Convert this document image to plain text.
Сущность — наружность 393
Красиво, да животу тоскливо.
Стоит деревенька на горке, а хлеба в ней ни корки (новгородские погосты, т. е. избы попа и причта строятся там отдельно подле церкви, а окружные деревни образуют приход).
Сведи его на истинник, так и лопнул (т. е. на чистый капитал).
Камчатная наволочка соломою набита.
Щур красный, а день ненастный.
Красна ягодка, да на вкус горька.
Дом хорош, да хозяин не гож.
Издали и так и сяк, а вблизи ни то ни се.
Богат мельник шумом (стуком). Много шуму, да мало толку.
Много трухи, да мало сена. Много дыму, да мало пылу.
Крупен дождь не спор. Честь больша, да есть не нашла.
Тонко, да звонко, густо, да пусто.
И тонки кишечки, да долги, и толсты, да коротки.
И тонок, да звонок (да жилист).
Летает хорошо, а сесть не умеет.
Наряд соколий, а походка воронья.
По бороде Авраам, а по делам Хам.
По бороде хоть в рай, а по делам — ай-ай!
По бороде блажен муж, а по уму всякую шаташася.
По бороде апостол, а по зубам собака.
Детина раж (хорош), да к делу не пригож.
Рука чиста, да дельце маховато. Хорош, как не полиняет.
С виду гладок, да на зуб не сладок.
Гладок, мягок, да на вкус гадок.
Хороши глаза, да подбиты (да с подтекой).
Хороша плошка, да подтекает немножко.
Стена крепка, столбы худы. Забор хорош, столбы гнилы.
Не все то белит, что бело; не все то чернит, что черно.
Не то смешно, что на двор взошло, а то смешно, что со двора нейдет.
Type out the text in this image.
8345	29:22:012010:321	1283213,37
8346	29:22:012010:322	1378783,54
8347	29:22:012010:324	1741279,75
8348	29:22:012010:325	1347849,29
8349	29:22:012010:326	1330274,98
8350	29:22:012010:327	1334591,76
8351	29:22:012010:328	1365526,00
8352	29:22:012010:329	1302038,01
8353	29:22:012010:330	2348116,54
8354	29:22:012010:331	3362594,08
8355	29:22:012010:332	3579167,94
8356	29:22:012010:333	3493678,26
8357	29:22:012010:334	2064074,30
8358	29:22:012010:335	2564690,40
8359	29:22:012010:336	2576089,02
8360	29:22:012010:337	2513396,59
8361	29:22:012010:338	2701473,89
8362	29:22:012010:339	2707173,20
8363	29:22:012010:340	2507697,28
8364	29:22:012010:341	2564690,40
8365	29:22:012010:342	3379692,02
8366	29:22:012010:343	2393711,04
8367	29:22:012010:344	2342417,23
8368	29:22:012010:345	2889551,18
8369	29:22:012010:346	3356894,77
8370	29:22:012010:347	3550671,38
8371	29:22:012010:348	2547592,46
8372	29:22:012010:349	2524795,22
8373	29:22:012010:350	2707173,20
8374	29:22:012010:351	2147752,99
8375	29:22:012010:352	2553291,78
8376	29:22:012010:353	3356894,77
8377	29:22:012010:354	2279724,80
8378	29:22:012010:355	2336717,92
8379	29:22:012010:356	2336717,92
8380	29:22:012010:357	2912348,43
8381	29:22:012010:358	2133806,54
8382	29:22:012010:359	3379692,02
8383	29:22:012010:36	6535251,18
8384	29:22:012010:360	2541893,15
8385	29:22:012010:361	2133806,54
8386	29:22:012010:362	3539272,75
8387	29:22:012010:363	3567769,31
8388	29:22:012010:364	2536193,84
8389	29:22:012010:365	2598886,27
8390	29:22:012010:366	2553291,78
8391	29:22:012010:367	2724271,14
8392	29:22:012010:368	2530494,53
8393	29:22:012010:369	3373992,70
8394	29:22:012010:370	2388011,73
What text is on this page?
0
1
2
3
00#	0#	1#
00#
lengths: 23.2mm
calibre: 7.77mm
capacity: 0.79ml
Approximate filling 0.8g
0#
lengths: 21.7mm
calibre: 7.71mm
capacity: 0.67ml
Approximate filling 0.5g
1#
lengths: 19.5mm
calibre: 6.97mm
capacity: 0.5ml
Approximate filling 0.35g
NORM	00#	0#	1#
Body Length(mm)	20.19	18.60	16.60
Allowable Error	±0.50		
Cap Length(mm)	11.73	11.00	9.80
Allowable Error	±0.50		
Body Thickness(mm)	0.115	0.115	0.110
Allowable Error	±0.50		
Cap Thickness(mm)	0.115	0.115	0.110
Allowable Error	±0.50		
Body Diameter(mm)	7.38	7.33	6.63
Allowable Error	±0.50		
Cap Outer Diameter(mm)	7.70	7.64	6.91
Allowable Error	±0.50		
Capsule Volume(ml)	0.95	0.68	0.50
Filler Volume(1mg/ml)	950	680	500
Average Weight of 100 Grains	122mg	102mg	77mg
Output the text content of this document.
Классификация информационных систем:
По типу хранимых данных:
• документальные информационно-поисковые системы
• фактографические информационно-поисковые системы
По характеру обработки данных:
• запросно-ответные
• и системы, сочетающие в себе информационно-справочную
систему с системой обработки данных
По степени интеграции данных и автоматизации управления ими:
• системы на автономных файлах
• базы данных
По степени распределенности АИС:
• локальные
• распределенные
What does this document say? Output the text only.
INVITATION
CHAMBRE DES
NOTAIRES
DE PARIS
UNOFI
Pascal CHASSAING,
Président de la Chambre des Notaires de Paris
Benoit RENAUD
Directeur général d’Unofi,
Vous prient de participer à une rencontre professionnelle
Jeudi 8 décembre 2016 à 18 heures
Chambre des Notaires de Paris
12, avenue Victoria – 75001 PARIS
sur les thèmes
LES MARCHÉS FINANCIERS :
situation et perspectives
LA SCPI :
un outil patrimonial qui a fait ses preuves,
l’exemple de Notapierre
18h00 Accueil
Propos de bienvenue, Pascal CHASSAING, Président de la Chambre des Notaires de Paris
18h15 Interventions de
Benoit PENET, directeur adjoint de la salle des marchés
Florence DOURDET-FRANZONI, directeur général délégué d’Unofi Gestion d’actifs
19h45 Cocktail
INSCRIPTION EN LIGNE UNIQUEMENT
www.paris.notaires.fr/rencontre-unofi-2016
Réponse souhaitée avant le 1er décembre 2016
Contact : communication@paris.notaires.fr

- - - -

Without omitting anything, output the entries exactly.

[Solution to the problem]
Convert this document image to plain text.
Сущность — наружность 393
Красиво, да животу тоскливо.
Стоит деревенька на горке, а хлеба в ней ни корки (новгородские погосты, т. е. избы попа и причта строятся там отдельно подле церкви, а окружные деревни образуют приход).
Сведи его на истинник, так и лопнул (т. е. на чистый капитал).
Камчатная наволочка соломою набита.
Щур красный, а день ненастный.
Красна ягодка, да на вкус горька.
Дом хорош, да хозяин не гож.
Издали и так и сяк, а вблизи ни то ни се.
Богат мельник шумом (стуком). Много шуму, да мало толку.
Много трухи, да мало сена. Много дыму, да мало пылу.
Крупен дождь не спор. Честь больша, да есть не нашла.
Тонко, да звонко, густо, да пусто.
И тонки кишечки, да долги, и толсты, да коротки.
И тонок, да звонок (да жилист).
Летает хорошо, а сесть не умеет.
Наряд соколий, а походка воронья.
По бороде Авраам, а по делам Хам.
По бороде хоть в рай, а по делам — ай-ай!
По бороде блажен муж, а по уму всякую шаташася.
По бороде апостол, а по зубам собака.
Детина раж (хорош), да к делу не пригож.
Рука чиста, да дельце маховато. Хорош, как не полиняет.
С виду гладок, да на зуб не сладок.
Гладок, мягок, да на вкус гадок.
Хороши глаза, да подбиты (да с подтекой).
Хороша плошка, да подтекает немножко.
Стена крепка, столбы худы. Забор хорош, столбы гнилы.
Не все то белит, что бело; не все то чернит, что черно.
Не то смешно, что на двор взошло, а то смешно, что со двора нейдет.
Type out the text in this image.
8345	29:22:012010:321	1283213,37
8346	29:22:012010:322	1378783,54
8347	29:22:012010:324	1741279,75
8348	29:22:012010:325	1347849,29
8349	29:22:012010:326	1330274,98
8350	29:22:012010:327	1334591,76
8351	29:22:012010:328	1365526,00
8352	29:22:012010:329	1302038,01
8353	29:22:012010:330	2348116,54
8354	29:22:012010:331	3362594,08
8355	29:22:012010:332	3579167,94
8356	29:22:012010:333	3493678,26
8357	29:22:012010:334	2064074,30
8358	29:22:012010:335	2564690,40
8359	29:22:012010:336	2576089,02
8360	29:22:012010:337	2513396,59
8361	29:22:012010:338	2701473,89
8362	29:22:012010:339	2707173,20
8363	29:22:012010:340	2507697,28
8364	29:22:012010:341	2564690,40
8365	29:22:012010:342	3379692,02
8366	29:22:012010:343	2393711,04
8367	29:22:012010:344	2342417,23
8368	29:22:012010:345	2889551,18
8369	29:22:012010:346	3356894,77
8370	29:22:012010:347	3550671,38
8371	29:22:012010:348	2547592,46
8372	29:22:012010:349	2524795,22
8373	29:22:012010:350	2707173,20
8374	29:22:012010:351	2147752,99
8375	29:22:012010:352	2553291,78
8376	29:22:012010:353	3356894,77
8377	29:22:012010:354	2279724,80
8378	29:22:012010:355	2336717,92
8379	29:22:012010:356	2336717,92
8380	29:22:012010:357	2912348,43
8381	29:22:012010:358	2133806,54
8382	29:22:012010:359	3379692,02
8383	29:22:012010:36	6535251,18
8384	29:22:012010:360	2541893,15
8385	29:22:012010:361	2133806,54
8386	29:22:012010:362	3539272,75
8387	29:22:012010:363	3567769,31
8388	29:22:012010:364	2536193,84
8389	29:22:012010:365	2598886,27
8390	29:22:012010:366	2553291,78
8391	29:22:012010:367	2724271,14
8392	29:22:012010:368	2530494,53
8393	29:22:012010:369	3373992,70
8394	29:22:012010:370	2388011,73
What text is on this page?
0
1
2
3
00#	0#	1#
00#
lengths: 23.2mm
calibre: 7.77mm
capacity: 0.79ml
Approximate filling 0.8g
0#
lengths: 21.7mm
calibre: 7.71mm
capacity: 0.67ml
Approximate filling 0.5g
1#
lengths: 19.5mm
calibre: 6.97mm
capacity: 0.5ml
Approximate filling 0.35g
NORM	00#	0#	1#
Body Length(mm)	20.19	18.60	16.60
Allowable Error	±0.50		
Cap Length(mm)	11.73	11.00	9.80
Allowable Error	±0.50		
Body Thickness(mm)	0.115	0.115	0.110
Allowable Error	±0.50		
Cap Thickness(mm)	0.115	0.115	0.110
Allowable Error	±0.50		
Body Diameter(mm)	7.38	7.33	6.63
Allowable Error	±0.50		
Cap Outer Diameter(mm)	7.70	7.64	6.91
Allowable Error	±0.50		
Capsule Volume(ml)	0.95	0.68	0.50
Filler Volume(1mg/ml)	950	680	500
Average Weight of 100 Grains	122mg	102mg	77mg
Output the text content of this document.
Классификация информационных систем:
По типу хранимых данных:
• документальные информационно-поисковые системы
• фактографические информационно-поисковые системы
По характеру обработки данных:
• запросно-ответные
• и системы, сочетающие в себе информационно-справочную
систему с системой обработки данных
По степени интеграции данных и автоматизации управления ими:
• системы на автономных файлах
• базы данных
По степени распределенности АИС:
• локальные
• распределенные
What does this document say? Output the text only.
INVITATION
CHAMBRE DES
NOTAIRES
DE PARIS
UNOFI
Pascal CHASSAING,
Président de la Chambre des Notaires de Paris
Benoit RENAUD
Directeur général d’Unofi,
Vous prient de participer à une rencontre professionnelle
Jeudi 8 décembre 2016 à 18 heures
Chambre des Notaires de Paris
12, avenue Victoria – 75001 PARIS
sur les thèmes
LES MARCHÉS FINANCIERS :
situation et perspectives
LA SCPI :
un outil patrimonial qui a fait ses preuves,
l’exemple de Notapierre
18h00 Accueil
Propos de bienvenue, Pascal CHASSAING, Président de la Chambre des Notaires de Paris
18h15 Interventions de
Benoit PENET, directeur adjoint de la salle des marchés
Florence DOURDET-FRANZONI, directeur général délégué d’Unofi Gestion d’actifs
19h45 Cocktail
INSCRIPTION EN LIGNE UNIQUEMENT
www.paris.notaires.fr/rencontre-unofi-2016
Réponse souhaitée avant le 1er décembre 2016
Contact : communication@paris.notaires.fr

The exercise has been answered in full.